PROBLEM TO WORK ON: Tally the lines containing the word "Ratio" and give the total alone.

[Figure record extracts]
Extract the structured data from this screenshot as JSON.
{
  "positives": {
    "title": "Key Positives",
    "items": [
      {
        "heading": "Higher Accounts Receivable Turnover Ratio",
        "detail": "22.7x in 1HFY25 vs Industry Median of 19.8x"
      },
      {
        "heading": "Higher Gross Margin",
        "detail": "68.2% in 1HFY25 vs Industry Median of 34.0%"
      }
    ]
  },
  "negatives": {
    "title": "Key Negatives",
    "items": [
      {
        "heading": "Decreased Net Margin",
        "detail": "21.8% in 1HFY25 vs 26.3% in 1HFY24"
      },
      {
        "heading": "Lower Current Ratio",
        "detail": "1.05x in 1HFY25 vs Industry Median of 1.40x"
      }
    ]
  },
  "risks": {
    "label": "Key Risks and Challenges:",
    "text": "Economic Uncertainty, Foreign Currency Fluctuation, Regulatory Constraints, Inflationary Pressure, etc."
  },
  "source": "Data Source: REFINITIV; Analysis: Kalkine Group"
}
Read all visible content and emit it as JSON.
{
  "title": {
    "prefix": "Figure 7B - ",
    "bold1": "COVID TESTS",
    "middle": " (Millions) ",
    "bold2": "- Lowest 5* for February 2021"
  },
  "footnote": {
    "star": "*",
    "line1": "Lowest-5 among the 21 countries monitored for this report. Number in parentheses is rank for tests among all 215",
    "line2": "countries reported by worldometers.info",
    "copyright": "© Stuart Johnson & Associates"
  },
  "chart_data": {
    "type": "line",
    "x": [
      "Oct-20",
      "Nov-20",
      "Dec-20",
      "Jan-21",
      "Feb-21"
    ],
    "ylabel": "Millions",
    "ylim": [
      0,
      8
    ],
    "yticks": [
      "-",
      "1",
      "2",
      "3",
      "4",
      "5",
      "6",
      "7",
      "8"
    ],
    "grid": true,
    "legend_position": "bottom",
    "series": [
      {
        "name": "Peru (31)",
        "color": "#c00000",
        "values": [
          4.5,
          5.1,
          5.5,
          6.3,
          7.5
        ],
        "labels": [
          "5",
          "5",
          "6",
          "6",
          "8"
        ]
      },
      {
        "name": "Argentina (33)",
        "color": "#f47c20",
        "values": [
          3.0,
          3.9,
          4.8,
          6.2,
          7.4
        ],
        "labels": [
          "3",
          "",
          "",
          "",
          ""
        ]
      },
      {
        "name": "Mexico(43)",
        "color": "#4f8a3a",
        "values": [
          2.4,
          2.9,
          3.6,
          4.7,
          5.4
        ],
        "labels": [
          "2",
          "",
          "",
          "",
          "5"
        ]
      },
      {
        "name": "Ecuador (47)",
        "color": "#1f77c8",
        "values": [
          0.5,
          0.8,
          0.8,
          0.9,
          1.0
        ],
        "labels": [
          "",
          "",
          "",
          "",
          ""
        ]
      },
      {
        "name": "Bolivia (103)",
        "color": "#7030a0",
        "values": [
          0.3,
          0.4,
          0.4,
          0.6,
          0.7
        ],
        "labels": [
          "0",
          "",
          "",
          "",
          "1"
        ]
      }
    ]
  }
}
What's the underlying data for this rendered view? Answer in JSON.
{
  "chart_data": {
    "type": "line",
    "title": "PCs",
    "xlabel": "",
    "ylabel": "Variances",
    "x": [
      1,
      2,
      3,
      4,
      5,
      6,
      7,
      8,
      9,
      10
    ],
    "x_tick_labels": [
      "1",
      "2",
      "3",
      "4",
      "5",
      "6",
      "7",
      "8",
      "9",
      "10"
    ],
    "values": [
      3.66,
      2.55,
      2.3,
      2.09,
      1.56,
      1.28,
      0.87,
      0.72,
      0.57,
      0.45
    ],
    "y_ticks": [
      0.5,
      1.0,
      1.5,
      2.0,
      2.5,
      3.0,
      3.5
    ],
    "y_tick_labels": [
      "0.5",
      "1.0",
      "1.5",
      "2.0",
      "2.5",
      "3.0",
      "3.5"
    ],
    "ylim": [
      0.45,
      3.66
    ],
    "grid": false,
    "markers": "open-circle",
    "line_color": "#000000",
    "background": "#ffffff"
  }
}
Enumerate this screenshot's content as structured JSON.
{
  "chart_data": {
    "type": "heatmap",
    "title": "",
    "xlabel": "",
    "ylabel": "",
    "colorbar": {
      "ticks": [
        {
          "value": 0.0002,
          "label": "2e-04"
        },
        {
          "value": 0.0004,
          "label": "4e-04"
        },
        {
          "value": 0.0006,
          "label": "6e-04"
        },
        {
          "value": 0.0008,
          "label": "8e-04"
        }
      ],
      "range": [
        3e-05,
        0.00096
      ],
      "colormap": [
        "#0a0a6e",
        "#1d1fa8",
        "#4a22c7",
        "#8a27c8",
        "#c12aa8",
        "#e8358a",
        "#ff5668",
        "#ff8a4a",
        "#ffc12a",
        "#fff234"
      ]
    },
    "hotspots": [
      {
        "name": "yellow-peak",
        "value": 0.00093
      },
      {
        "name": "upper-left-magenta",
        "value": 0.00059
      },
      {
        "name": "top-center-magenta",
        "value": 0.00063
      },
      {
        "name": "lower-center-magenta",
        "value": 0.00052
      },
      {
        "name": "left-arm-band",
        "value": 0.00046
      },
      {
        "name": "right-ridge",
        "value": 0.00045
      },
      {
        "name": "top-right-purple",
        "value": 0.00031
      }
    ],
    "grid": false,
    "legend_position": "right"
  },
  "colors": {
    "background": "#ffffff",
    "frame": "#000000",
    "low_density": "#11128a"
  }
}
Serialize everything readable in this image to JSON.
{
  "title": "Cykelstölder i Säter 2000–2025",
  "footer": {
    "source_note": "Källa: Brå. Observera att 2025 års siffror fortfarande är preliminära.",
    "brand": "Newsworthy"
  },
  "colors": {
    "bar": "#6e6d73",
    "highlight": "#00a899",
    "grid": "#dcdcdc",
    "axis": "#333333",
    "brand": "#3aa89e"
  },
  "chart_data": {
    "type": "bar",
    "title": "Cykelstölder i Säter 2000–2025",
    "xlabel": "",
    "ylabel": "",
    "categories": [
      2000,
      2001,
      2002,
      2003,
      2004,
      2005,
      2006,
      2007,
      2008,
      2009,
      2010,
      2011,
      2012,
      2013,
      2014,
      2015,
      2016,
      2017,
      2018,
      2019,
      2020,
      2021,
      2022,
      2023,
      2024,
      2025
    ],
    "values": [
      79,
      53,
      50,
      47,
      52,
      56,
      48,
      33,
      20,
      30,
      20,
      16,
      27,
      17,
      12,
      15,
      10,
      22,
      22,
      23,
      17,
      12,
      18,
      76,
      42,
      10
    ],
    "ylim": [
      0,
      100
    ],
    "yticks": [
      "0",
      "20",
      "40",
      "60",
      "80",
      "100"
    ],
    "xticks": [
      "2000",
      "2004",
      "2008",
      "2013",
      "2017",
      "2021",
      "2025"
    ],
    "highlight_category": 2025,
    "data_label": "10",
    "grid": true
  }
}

RESULT OF THIS TASK: 2